Exercise aim:
Reproduce the records. Keep every word exact and include no images.

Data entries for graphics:
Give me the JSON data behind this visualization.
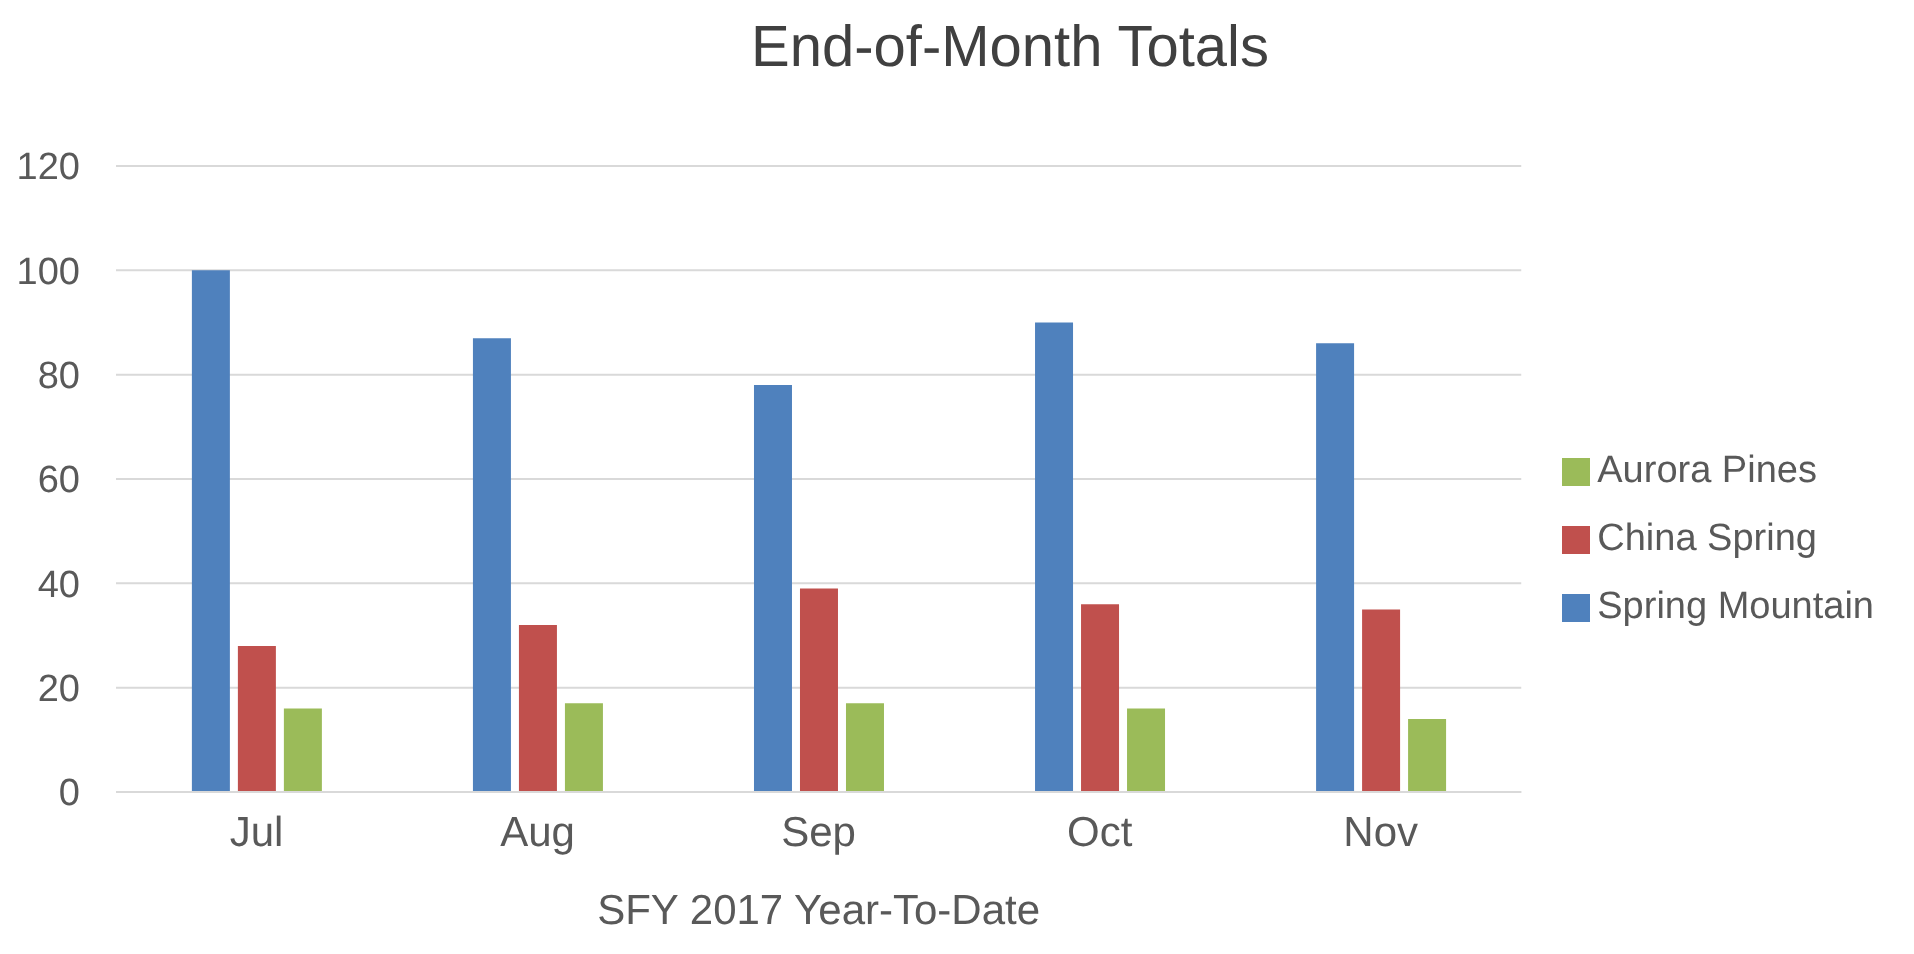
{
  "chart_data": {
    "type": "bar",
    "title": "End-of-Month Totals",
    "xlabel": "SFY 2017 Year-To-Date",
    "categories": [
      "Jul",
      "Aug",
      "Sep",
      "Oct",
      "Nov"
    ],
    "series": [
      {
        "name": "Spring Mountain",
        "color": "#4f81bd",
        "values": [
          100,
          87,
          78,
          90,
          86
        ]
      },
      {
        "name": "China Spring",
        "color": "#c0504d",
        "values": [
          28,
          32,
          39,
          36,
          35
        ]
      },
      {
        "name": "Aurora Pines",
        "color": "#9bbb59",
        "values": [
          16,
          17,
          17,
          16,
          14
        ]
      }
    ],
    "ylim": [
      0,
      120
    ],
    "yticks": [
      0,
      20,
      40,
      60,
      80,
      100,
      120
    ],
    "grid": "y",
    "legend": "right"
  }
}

Output below:
Give me the JSON data behind this visualization.
{
  "chart_data": {
    "type": "bar",
    "title": "End-of-Month Totals",
    "xlabel": "SFY 2017 Year-To-Date",
    "categories": [
      "Jul",
      "Aug",
      "Sep",
      "Oct",
      "Nov"
    ],
    "series": [
      {
        "name": "Spring Mountain",
        "color": "#4f81bd",
        "values": [
          100,
          87,
          78,
          90,
          86
        ]
      },
      {
        "name": "China Spring",
        "color": "#c0504d",
        "values": [
          28,
          32,
          39,
          36,
          35
        ]
      },
      {
        "name": "Aurora Pines",
        "color": "#9bbb59",
        "values": [
          16,
          17,
          17,
          16,
          14
        ]
      }
    ],
    "ylim": [
      0,
      120
    ],
    "yticks": [
      0,
      20,
      40,
      60,
      80,
      100,
      120
    ],
    "grid": "y",
    "legend": "right"
  }
}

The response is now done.